(Instructions to follow):
How many lines of these entries hold the string "spectrum"? Reply with the number alone.

* Start Supplied material *

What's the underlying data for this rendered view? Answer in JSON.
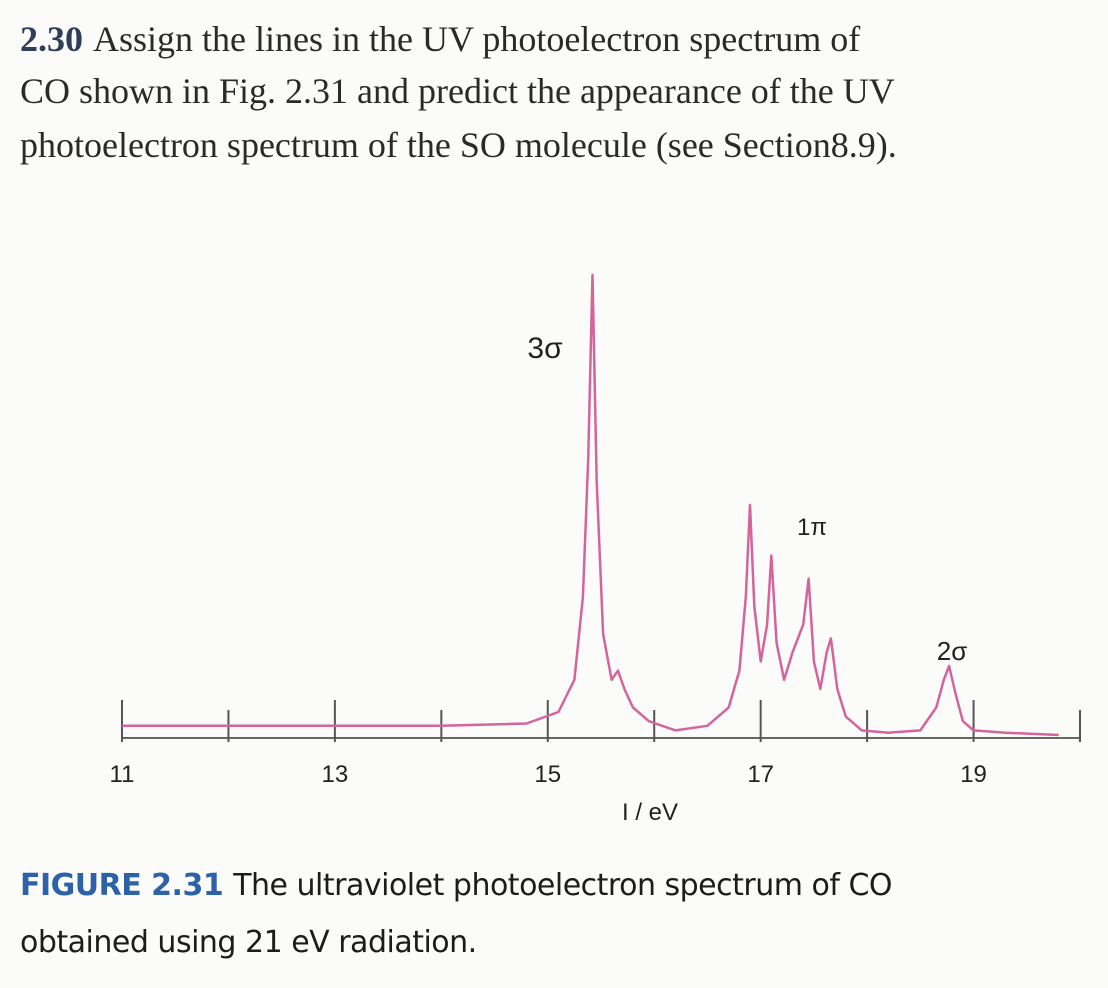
{
  "problem": {
    "number": "2.30",
    "lines": [
      "Assign the lines in the UV photoelectron spectrum of",
      "CO shown in Fig. 2.31 and predict the appearance of the UV",
      "photoelectron spectrum of the SO molecule (see Section8.9)."
    ]
  },
  "chart_data": {
    "type": "line",
    "x_label": "I / eV",
    "color": "#d4649c",
    "annotations": [
      "3σ",
      "1π",
      "2σ"
    ],
    "xlim": [
      11,
      20
    ],
    "xticks": [
      11,
      13,
      15,
      17,
      19
    ],
    "minor_xticks": [
      12,
      14,
      16,
      18,
      20
    ],
    "ylim": [
      0,
      100
    ],
    "x": [
      11,
      12,
      13,
      14,
      14.8,
      15.1,
      15.25,
      15.33,
      15.38,
      15.42,
      15.46,
      15.52,
      15.6,
      15.66,
      15.72,
      15.8,
      15.95,
      16.2,
      16.5,
      16.7,
      16.8,
      16.86,
      16.9,
      16.94,
      17.0,
      17.06,
      17.1,
      17.15,
      17.22,
      17.3,
      17.4,
      17.45,
      17.5,
      17.56,
      17.62,
      17.66,
      17.72,
      17.8,
      17.95,
      18.2,
      18.5,
      18.65,
      18.72,
      18.77,
      18.83,
      18.9,
      19.0,
      19.3,
      19.8
    ],
    "values": [
      2,
      2,
      2,
      2,
      2.5,
      5,
      12,
      30,
      60,
      100,
      55,
      22,
      12,
      14,
      10,
      6,
      3,
      1,
      2,
      6,
      14,
      30,
      50,
      28,
      16,
      24,
      39,
      20,
      12,
      18,
      24,
      34,
      16,
      10,
      18,
      21,
      10,
      4,
      1,
      0.5,
      1,
      6,
      12,
      15,
      9,
      3,
      1,
      0.5,
      0
    ]
  },
  "caption": {
    "label": "FIGURE 2.31",
    "lines": [
      "The ultraviolet photoelectron spectrum of CO",
      "obtained using 21 eV radiation."
    ]
  }
}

* End Supplied material *

(Written answer):
3